━━━ Given records ━━━

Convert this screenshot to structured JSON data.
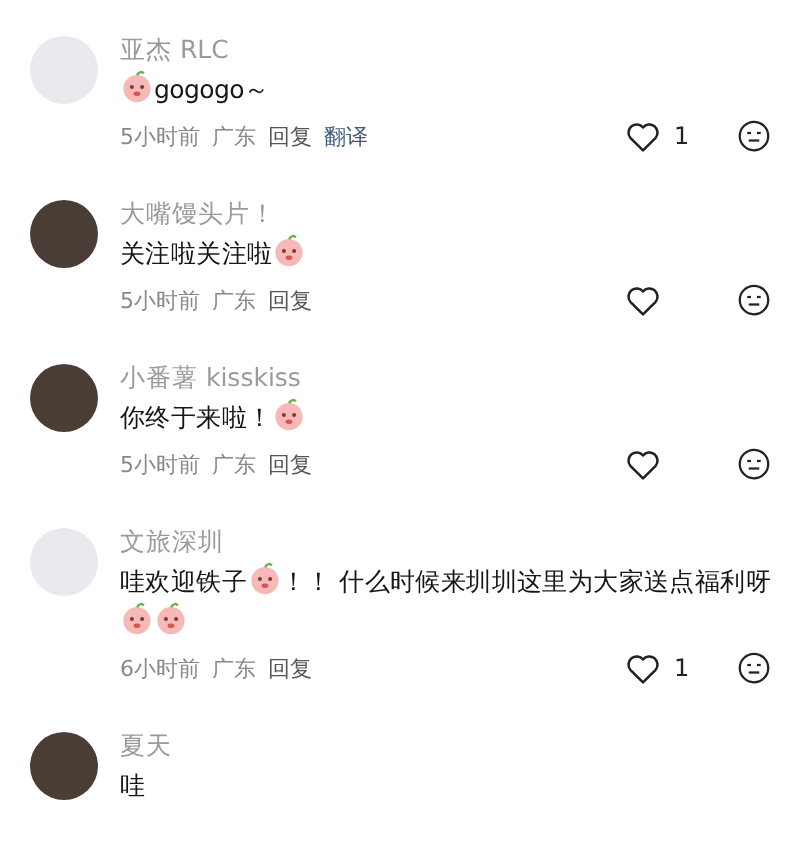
{
  "comments": [
    {
      "name": "亚杰 RLC",
      "kind": "logo",
      "content": [
        {
          "kind": "emoji"
        },
        {
          "kind": "text",
          "text": "gogogo～"
        }
      ],
      "time": "5小时前",
      "region": "广东",
      "reply": "回复",
      "translate": "翻译",
      "likes": "1"
    },
    {
      "name": "大嘴馒头片！",
      "kind": "photo",
      "content": [
        {
          "kind": "text",
          "text": "关注啦关注啦"
        },
        {
          "kind": "emoji"
        }
      ],
      "time": "5小时前",
      "region": "广东",
      "reply": "回复"
    },
    {
      "name": "小番薯 kisskiss",
      "kind": "photo",
      "content": [
        {
          "kind": "text",
          "text": "你终于来啦！"
        },
        {
          "kind": "emoji"
        }
      ],
      "time": "5小时前",
      "region": "广东",
      "reply": "回复"
    },
    {
      "name": "文旅深圳",
      "kind": "logo",
      "content": [
        {
          "kind": "text",
          "text": "哇欢迎铁子"
        },
        {
          "kind": "emoji"
        },
        {
          "kind": "text",
          "text": "！！ 什么时候来圳圳这里为大家送点福利呀"
        },
        {
          "kind": "emoji"
        },
        {
          "kind": "emoji"
        }
      ],
      "time": "6小时前",
      "region": "广东",
      "reply": "回复",
      "likes": "1"
    },
    {
      "name": "夏天",
      "kind": "photo",
      "content": [
        {
          "kind": "text",
          "text": "哇"
        }
      ]
    }
  ]
}
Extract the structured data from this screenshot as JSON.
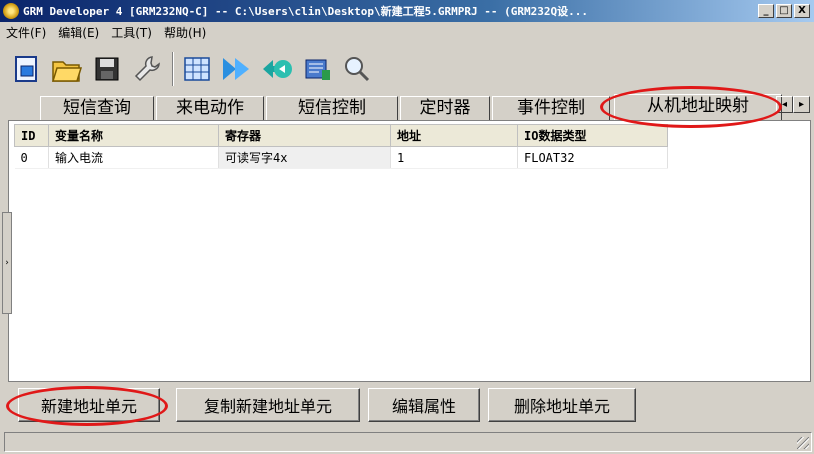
{
  "window": {
    "title": "GRM Developer 4 [GRM232NQ-C]  -- C:\\Users\\clin\\Desktop\\新建工程5.GRMPRJ --  (GRM232Q设...",
    "controls": [
      "_",
      "□",
      "X"
    ]
  },
  "menu": [
    "文件(F)",
    "编辑(E)",
    "工具(T)",
    "帮助(H)"
  ],
  "toolbar": {
    "icons": [
      "new-project-icon",
      "open-folder-icon",
      "save-icon",
      "settings-wrench-icon",
      "grid-icon",
      "download-icon",
      "upload-icon",
      "monitor-icon",
      "search-icon"
    ]
  },
  "tabs": {
    "items": [
      "短信查询",
      "来电动作",
      "短信控制",
      "定时器",
      "事件控制",
      "从机地址映射"
    ],
    "active_index": 5,
    "scroll_left": "◂",
    "scroll_right": "▸"
  },
  "table": {
    "columns": [
      "ID",
      "变量名称",
      "寄存器",
      "地址",
      "IO数据类型"
    ],
    "rows": [
      [
        "0",
        "输入电流",
        "可读写字4x",
        "1",
        "FLOAT32"
      ]
    ]
  },
  "splitter_glyph": "›",
  "buttons": {
    "new_address": "新建地址单元",
    "copy_new_address": "复制新建地址单元",
    "edit_properties": "编辑属性",
    "delete_address": "删除地址单元"
  },
  "colors": {
    "annotation": "#e01818",
    "titlebar_start": "#0a246a",
    "titlebar_end": "#a6caf0"
  }
}
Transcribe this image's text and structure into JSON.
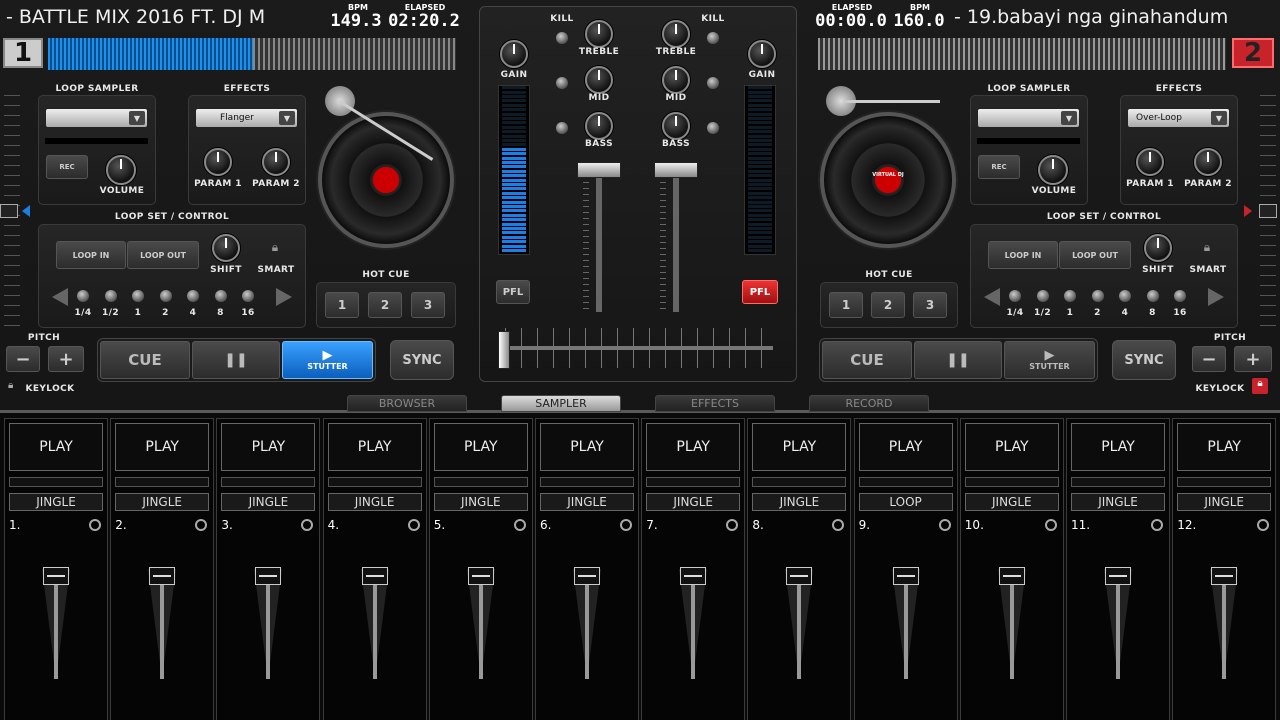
{
  "deck_left": {
    "title": "- BATTLE MIX 2016 FT. DJ M",
    "bpm_label": "BPM",
    "bpm": "149.3",
    "elapsed_label": "ELAPSED",
    "elapsed": "02:20.2",
    "deck_number": "1",
    "loop_sampler": "LOOP SAMPLER",
    "rec": "REC",
    "volume": "VOLUME",
    "effects": "EFFECTS",
    "effect_selected": "Flanger",
    "param1": "PARAM 1",
    "param2": "PARAM 2",
    "loop_set": "LOOP SET / CONTROL",
    "loop_in": "LOOP IN",
    "loop_out": "LOOP OUT",
    "shift": "SHIFT",
    "smart": "SMART",
    "loop_sizes": [
      "1/4",
      "1/2",
      "1",
      "2",
      "4",
      "8",
      "16"
    ],
    "hot_cue": "HOT CUE",
    "hot_cues": [
      "1",
      "2",
      "3"
    ],
    "pitch": "PITCH",
    "keylock": "KEYLOCK",
    "cue": "CUE",
    "pause": "❚❚",
    "stutter": "STUTTER",
    "sync": "SYNC",
    "platter_label": ""
  },
  "deck_right": {
    "title": "- 19.babayi nga ginahandum",
    "bpm_label": "BPM",
    "bpm": "160.0",
    "elapsed_label": "ELAPSED",
    "elapsed": "00:00.0",
    "deck_number": "2",
    "loop_sampler": "LOOP SAMPLER",
    "rec": "REC",
    "volume": "VOLUME",
    "effects": "EFFECTS",
    "effect_selected": "Over-Loop",
    "param1": "PARAM 1",
    "param2": "PARAM 2",
    "loop_set": "LOOP SET / CONTROL",
    "loop_in": "LOOP IN",
    "loop_out": "LOOP OUT",
    "shift": "SHIFT",
    "smart": "SMART",
    "loop_sizes": [
      "1/4",
      "1/2",
      "1",
      "2",
      "4",
      "8",
      "16"
    ],
    "hot_cue": "HOT CUE",
    "hot_cues": [
      "1",
      "2",
      "3"
    ],
    "pitch": "PITCH",
    "keylock": "KEYLOCK",
    "cue": "CUE",
    "pause": "❚❚",
    "stutter": "STUTTER",
    "sync": "SYNC",
    "platter_label": "VIRTUAL DJ"
  },
  "mixer": {
    "gain": "GAIN",
    "kill": "KILL",
    "treble": "TREBLE",
    "mid": "MID",
    "bass": "BASS",
    "pfl": "PFL"
  },
  "tabs": [
    "BROWSER",
    "SAMPLER",
    "EFFECTS",
    "RECORD"
  ],
  "active_tab": "SAMPLER",
  "sampler": [
    {
      "play": "PLAY",
      "mode": "JINGLE",
      "num": "1."
    },
    {
      "play": "PLAY",
      "mode": "JINGLE",
      "num": "2."
    },
    {
      "play": "PLAY",
      "mode": "JINGLE",
      "num": "3."
    },
    {
      "play": "PLAY",
      "mode": "JINGLE",
      "num": "4."
    },
    {
      "play": "PLAY",
      "mode": "JINGLE",
      "num": "5."
    },
    {
      "play": "PLAY",
      "mode": "JINGLE",
      "num": "6."
    },
    {
      "play": "PLAY",
      "mode": "JINGLE",
      "num": "7."
    },
    {
      "play": "PLAY",
      "mode": "JINGLE",
      "num": "8."
    },
    {
      "play": "PLAY",
      "mode": "LOOP",
      "num": "9."
    },
    {
      "play": "PLAY",
      "mode": "JINGLE",
      "num": "10."
    },
    {
      "play": "PLAY",
      "mode": "JINGLE",
      "num": "11."
    },
    {
      "play": "PLAY",
      "mode": "JINGLE",
      "num": "12."
    }
  ],
  "colors": {
    "accent": "#1a7fe0",
    "pfl_active": "#d42020",
    "deck_badge": "#c8232b"
  }
}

━━━

__Exercise brief__: Quote all the lines above exactly as given. Do not include the pictures.

__Output for this exercise__:
Convert this screenshot to structured JSON data.
{
  "comments": [
    {
      "name": "亚杰 RLC",
      "kind": "logo",
      "content": [
        {
          "kind": "emoji"
        },
        {
          "kind": "text",
          "text": "gogogo～"
        }
      ],
      "time": "5小时前",
      "region": "广东",
      "reply": "回复",
      "translate": "翻译",
      "likes": "1"
    },
    {
      "name": "大嘴馒头片！",
      "kind": "photo",
      "content": [
        {
          "kind": "text",
          "text": "关注啦关注啦"
        },
        {
          "kind": "emoji"
        }
      ],
      "time": "5小时前",
      "region": "广东",
      "reply": "回复"
    },
    {
      "name": "小番薯 kisskiss",
      "kind": "photo",
      "content": [
        {
          "kind": "text",
          "text": "你终于来啦！"
        },
        {
          "kind": "emoji"
        }
      ],
      "time": "5小时前",
      "region": "广东",
      "reply": "回复"
    },
    {
      "name": "文旅深圳",
      "kind": "logo",
      "content": [
        {
          "kind": "text",
          "text": "哇欢迎铁子"
        },
        {
          "kind": "emoji"
        },
        {
          "kind": "text",
          "text": "！！ 什么时候来圳圳这里为大家送点福利呀"
        },
        {
          "kind": "emoji"
        },
        {
          "kind": "emoji"
        }
      ],
      "time": "6小时前",
      "region": "广东",
      "reply": "回复",
      "likes": "1"
    },
    {
      "name": "夏天",
      "kind": "photo",
      "content": [
        {
          "kind": "text",
          "text": "哇"
        }
      ]
    }
  ]
}
Extract the structured data from this screenshot as JSON.
{
  "window": {
    "title": "GRM Developer 4 [GRM232NQ-C]  -- C:\\Users\\clin\\Desktop\\新建工程5.GRMPRJ --  (GRM232Q设...",
    "controls": [
      "_",
      "□",
      "X"
    ]
  },
  "menu": [
    "文件(F)",
    "编辑(E)",
    "工具(T)",
    "帮助(H)"
  ],
  "toolbar": {
    "icons": [
      "new-project-icon",
      "open-folder-icon",
      "save-icon",
      "settings-wrench-icon",
      "grid-icon",
      "download-icon",
      "upload-icon",
      "monitor-icon",
      "search-icon"
    ]
  },
  "tabs": {
    "items": [
      "短信查询",
      "来电动作",
      "短信控制",
      "定时器",
      "事件控制",
      "从机地址映射"
    ],
    "active_index": 5,
    "scroll_left": "◂",
    "scroll_right": "▸"
  },
  "table": {
    "columns": [
      "ID",
      "变量名称",
      "寄存器",
      "地址",
      "IO数据类型"
    ],
    "rows": [
      [
        "0",
        "输入电流",
        "可读写字4x",
        "1",
        "FLOAT32"
      ]
    ]
  },
  "splitter_glyph": "›",
  "buttons": {
    "new_address": "新建地址单元",
    "copy_new_address": "复制新建地址单元",
    "edit_properties": "编辑属性",
    "delete_address": "删除地址单元"
  },
  "colors": {
    "annotation": "#e01818",
    "titlebar_start": "#0a246a",
    "titlebar_end": "#a6caf0"
  }
}
Transcribe this image's text and structure into JSON.
{
  "deck_left": {
    "title": "- BATTLE MIX 2016 FT. DJ M",
    "bpm_label": "BPM",
    "bpm": "149.3",
    "elapsed_label": "ELAPSED",
    "elapsed": "02:20.2",
    "deck_number": "1",
    "loop_sampler": "LOOP SAMPLER",
    "rec": "REC",
    "volume": "VOLUME",
    "effects": "EFFECTS",
    "effect_selected": "Flanger",
    "param1": "PARAM 1",
    "param2": "PARAM 2",
    "loop_set": "LOOP SET / CONTROL",
    "loop_in": "LOOP IN",
    "loop_out": "LOOP OUT",
    "shift": "SHIFT",
    "smart": "SMART",
    "loop_sizes": [
      "1/4",
      "1/2",
      "1",
      "2",
      "4",
      "8",
      "16"
    ],
    "hot_cue": "HOT CUE",
    "hot_cues": [
      "1",
      "2",
      "3"
    ],
    "pitch": "PITCH",
    "keylock": "KEYLOCK",
    "cue": "CUE",
    "pause": "❚❚",
    "stutter": "STUTTER",
    "sync": "SYNC",
    "platter_label": ""
  },
  "deck_right": {
    "title": "- 19.babayi nga ginahandum",
    "bpm_label": "BPM",
    "bpm": "160.0",
    "elapsed_label": "ELAPSED",
    "elapsed": "00:00.0",
    "deck_number": "2",
    "loop_sampler": "LOOP SAMPLER",
    "rec": "REC",
    "volume": "VOLUME",
    "effects": "EFFECTS",
    "effect_selected": "Over-Loop",
    "param1": "PARAM 1",
    "param2": "PARAM 2",
    "loop_set": "LOOP SET / CONTROL",
    "loop_in": "LOOP IN",
    "loop_out": "LOOP OUT",
    "shift": "SHIFT",
    "smart": "SMART",
    "loop_sizes": [
      "1/4",
      "1/2",
      "1",
      "2",
      "4",
      "8",
      "16"
    ],
    "hot_cue": "HOT CUE",
    "hot_cues": [
      "1",
      "2",
      "3"
    ],
    "pitch": "PITCH",
    "keylock": "KEYLOCK",
    "cue": "CUE",
    "pause": "❚❚",
    "stutter": "STUTTER",
    "sync": "SYNC",
    "platter_label": "VIRTUAL DJ"
  },
  "mixer": {
    "gain": "GAIN",
    "kill": "KILL",
    "treble": "TREBLE",
    "mid": "MID",
    "bass": "BASS",
    "pfl": "PFL"
  },
  "tabs": [
    "BROWSER",
    "SAMPLER",
    "EFFECTS",
    "RECORD"
  ],
  "active_tab": "SAMPLER",
  "sampler": [
    {
      "play": "PLAY",
      "mode": "JINGLE",
      "num": "1."
    },
    {
      "play": "PLAY",
      "mode": "JINGLE",
      "num": "2."
    },
    {
      "play": "PLAY",
      "mode": "JINGLE",
      "num": "3."
    },
    {
      "play": "PLAY",
      "mode": "JINGLE",
      "num": "4."
    },
    {
      "play": "PLAY",
      "mode": "JINGLE",
      "num": "5."
    },
    {
      "play": "PLAY",
      "mode": "JINGLE",
      "num": "6."
    },
    {
      "play": "PLAY",
      "mode": "JINGLE",
      "num": "7."
    },
    {
      "play": "PLAY",
      "mode": "JINGLE",
      "num": "8."
    },
    {
      "play": "PLAY",
      "mode": "LOOP",
      "num": "9."
    },
    {
      "play": "PLAY",
      "mode": "JINGLE",
      "num": "10."
    },
    {
      "play": "PLAY",
      "mode": "JINGLE",
      "num": "11."
    },
    {
      "play": "PLAY",
      "mode": "JINGLE",
      "num": "12."
    }
  ],
  "colors": {
    "accent": "#1a7fe0",
    "pfl_active": "#d42020",
    "deck_badge": "#c8232b"
  }
}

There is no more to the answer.